▶ _What is asked_
Retype the material word for word.
--
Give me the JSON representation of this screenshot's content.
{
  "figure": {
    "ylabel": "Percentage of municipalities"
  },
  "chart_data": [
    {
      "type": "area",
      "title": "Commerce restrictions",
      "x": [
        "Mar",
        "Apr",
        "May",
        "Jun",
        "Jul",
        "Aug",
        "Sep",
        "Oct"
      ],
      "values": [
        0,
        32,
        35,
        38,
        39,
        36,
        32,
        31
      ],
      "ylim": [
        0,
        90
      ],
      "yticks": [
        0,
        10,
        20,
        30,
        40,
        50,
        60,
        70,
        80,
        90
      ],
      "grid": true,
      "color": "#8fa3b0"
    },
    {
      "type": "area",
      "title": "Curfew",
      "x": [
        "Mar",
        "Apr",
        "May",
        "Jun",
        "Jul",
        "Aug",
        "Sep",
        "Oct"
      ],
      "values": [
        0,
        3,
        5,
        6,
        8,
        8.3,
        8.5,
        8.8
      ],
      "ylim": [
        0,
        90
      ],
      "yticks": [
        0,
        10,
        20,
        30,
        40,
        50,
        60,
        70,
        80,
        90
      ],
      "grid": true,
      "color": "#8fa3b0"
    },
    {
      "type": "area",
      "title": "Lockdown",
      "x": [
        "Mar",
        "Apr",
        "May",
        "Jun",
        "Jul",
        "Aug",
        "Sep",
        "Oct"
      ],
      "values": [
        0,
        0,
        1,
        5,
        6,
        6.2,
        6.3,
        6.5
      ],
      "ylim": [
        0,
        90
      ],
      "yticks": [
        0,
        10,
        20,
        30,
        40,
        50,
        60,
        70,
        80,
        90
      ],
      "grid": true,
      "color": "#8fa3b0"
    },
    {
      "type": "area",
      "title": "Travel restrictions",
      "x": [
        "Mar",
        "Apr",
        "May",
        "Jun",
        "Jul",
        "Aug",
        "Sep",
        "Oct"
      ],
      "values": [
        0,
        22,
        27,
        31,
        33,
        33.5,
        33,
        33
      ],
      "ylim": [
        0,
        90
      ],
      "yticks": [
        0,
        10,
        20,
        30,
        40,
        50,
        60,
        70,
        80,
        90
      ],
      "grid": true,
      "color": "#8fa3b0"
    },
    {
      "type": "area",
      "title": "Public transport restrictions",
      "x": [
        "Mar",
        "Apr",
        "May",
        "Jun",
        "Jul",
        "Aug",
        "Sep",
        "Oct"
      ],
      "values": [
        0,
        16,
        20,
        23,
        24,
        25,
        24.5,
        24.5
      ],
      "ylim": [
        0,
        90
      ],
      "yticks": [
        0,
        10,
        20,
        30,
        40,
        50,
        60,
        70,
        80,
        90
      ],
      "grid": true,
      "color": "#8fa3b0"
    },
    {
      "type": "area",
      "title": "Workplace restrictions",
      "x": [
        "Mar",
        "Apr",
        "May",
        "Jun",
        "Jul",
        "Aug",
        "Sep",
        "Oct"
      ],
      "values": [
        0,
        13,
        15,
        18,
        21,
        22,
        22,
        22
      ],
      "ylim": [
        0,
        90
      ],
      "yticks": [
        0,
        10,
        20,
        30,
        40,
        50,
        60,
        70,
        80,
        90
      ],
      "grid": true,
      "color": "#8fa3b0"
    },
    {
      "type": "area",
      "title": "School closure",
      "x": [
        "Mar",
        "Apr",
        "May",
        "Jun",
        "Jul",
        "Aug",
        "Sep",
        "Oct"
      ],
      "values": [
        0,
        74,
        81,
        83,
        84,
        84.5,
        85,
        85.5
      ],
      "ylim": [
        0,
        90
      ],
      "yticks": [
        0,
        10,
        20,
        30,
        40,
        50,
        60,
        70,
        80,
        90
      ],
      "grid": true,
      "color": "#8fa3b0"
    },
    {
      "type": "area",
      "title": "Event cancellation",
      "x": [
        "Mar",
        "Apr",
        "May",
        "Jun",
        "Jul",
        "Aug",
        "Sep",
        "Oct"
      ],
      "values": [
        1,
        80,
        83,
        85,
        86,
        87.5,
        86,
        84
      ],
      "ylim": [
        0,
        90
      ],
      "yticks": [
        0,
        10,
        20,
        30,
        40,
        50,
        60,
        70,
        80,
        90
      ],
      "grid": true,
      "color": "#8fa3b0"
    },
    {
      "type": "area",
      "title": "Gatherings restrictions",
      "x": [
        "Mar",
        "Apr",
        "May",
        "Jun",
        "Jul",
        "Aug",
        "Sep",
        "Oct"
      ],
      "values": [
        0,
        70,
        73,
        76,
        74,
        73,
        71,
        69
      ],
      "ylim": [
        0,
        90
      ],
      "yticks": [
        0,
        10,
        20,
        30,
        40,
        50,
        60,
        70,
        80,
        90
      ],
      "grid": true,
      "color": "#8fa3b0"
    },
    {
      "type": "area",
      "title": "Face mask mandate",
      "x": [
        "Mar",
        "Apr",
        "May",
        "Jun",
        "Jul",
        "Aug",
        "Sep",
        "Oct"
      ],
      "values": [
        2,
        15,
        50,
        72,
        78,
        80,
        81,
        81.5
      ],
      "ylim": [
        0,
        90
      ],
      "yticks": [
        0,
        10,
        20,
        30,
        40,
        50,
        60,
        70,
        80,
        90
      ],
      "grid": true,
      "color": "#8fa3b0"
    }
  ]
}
--
▶ _Written answer_
Give me the JSON representation of this screenshot's content.
{
  "figure": {
    "ylabel": "Percentage of municipalities"
  },
  "chart_data": [
    {
      "type": "area",
      "title": "Commerce restrictions",
      "x": [
        "Mar",
        "Apr",
        "May",
        "Jun",
        "Jul",
        "Aug",
        "Sep",
        "Oct"
      ],
      "values": [
        0,
        32,
        35,
        38,
        39,
        36,
        32,
        31
      ],
      "ylim": [
        0,
        90
      ],
      "yticks": [
        0,
        10,
        20,
        30,
        40,
        50,
        60,
        70,
        80,
        90
      ],
      "grid": true,
      "color": "#8fa3b0"
    },
    {
      "type": "area",
      "title": "Curfew",
      "x": [
        "Mar",
        "Apr",
        "May",
        "Jun",
        "Jul",
        "Aug",
        "Sep",
        "Oct"
      ],
      "values": [
        0,
        3,
        5,
        6,
        8,
        8.3,
        8.5,
        8.8
      ],
      "ylim": [
        0,
        90
      ],
      "yticks": [
        0,
        10,
        20,
        30,
        40,
        50,
        60,
        70,
        80,
        90
      ],
      "grid": true,
      "color": "#8fa3b0"
    },
    {
      "type": "area",
      "title": "Lockdown",
      "x": [
        "Mar",
        "Apr",
        "May",
        "Jun",
        "Jul",
        "Aug",
        "Sep",
        "Oct"
      ],
      "values": [
        0,
        0,
        1,
        5,
        6,
        6.2,
        6.3,
        6.5
      ],
      "ylim": [
        0,
        90
      ],
      "yticks": [
        0,
        10,
        20,
        30,
        40,
        50,
        60,
        70,
        80,
        90
      ],
      "grid": true,
      "color": "#8fa3b0"
    },
    {
      "type": "area",
      "title": "Travel restrictions",
      "x": [
        "Mar",
        "Apr",
        "May",
        "Jun",
        "Jul",
        "Aug",
        "Sep",
        "Oct"
      ],
      "values": [
        0,
        22,
        27,
        31,
        33,
        33.5,
        33,
        33
      ],
      "ylim": [
        0,
        90
      ],
      "yticks": [
        0,
        10,
        20,
        30,
        40,
        50,
        60,
        70,
        80,
        90
      ],
      "grid": true,
      "color": "#8fa3b0"
    },
    {
      "type": "area",
      "title": "Public transport restrictions",
      "x": [
        "Mar",
        "Apr",
        "May",
        "Jun",
        "Jul",
        "Aug",
        "Sep",
        "Oct"
      ],
      "values": [
        0,
        16,
        20,
        23,
        24,
        25,
        24.5,
        24.5
      ],
      "ylim": [
        0,
        90
      ],
      "yticks": [
        0,
        10,
        20,
        30,
        40,
        50,
        60,
        70,
        80,
        90
      ],
      "grid": true,
      "color": "#8fa3b0"
    },
    {
      "type": "area",
      "title": "Workplace restrictions",
      "x": [
        "Mar",
        "Apr",
        "May",
        "Jun",
        "Jul",
        "Aug",
        "Sep",
        "Oct"
      ],
      "values": [
        0,
        13,
        15,
        18,
        21,
        22,
        22,
        22
      ],
      "ylim": [
        0,
        90
      ],
      "yticks": [
        0,
        10,
        20,
        30,
        40,
        50,
        60,
        70,
        80,
        90
      ],
      "grid": true,
      "color": "#8fa3b0"
    },
    {
      "type": "area",
      "title": "School closure",
      "x": [
        "Mar",
        "Apr",
        "May",
        "Jun",
        "Jul",
        "Aug",
        "Sep",
        "Oct"
      ],
      "values": [
        0,
        74,
        81,
        83,
        84,
        84.5,
        85,
        85.5
      ],
      "ylim": [
        0,
        90
      ],
      "yticks": [
        0,
        10,
        20,
        30,
        40,
        50,
        60,
        70,
        80,
        90
      ],
      "grid": true,
      "color": "#8fa3b0"
    },
    {
      "type": "area",
      "title": "Event cancellation",
      "x": [
        "Mar",
        "Apr",
        "May",
        "Jun",
        "Jul",
        "Aug",
        "Sep",
        "Oct"
      ],
      "values": [
        1,
        80,
        83,
        85,
        86,
        87.5,
        86,
        84
      ],
      "ylim": [
        0,
        90
      ],
      "yticks": [
        0,
        10,
        20,
        30,
        40,
        50,
        60,
        70,
        80,
        90
      ],
      "grid": true,
      "color": "#8fa3b0"
    },
    {
      "type": "area",
      "title": "Gatherings restrictions",
      "x": [
        "Mar",
        "Apr",
        "May",
        "Jun",
        "Jul",
        "Aug",
        "Sep",
        "Oct"
      ],
      "values": [
        0,
        70,
        73,
        76,
        74,
        73,
        71,
        69
      ],
      "ylim": [
        0,
        90
      ],
      "yticks": [
        0,
        10,
        20,
        30,
        40,
        50,
        60,
        70,
        80,
        90
      ],
      "grid": true,
      "color": "#8fa3b0"
    },
    {
      "type": "area",
      "title": "Face mask mandate",
      "x": [
        "Mar",
        "Apr",
        "May",
        "Jun",
        "Jul",
        "Aug",
        "Sep",
        "Oct"
      ],
      "values": [
        2,
        15,
        50,
        72,
        78,
        80,
        81,
        81.5
      ],
      "ylim": [
        0,
        90
      ],
      "yticks": [
        0,
        10,
        20,
        30,
        40,
        50,
        60,
        70,
        80,
        90
      ],
      "grid": true,
      "color": "#8fa3b0"
    }
  ]
}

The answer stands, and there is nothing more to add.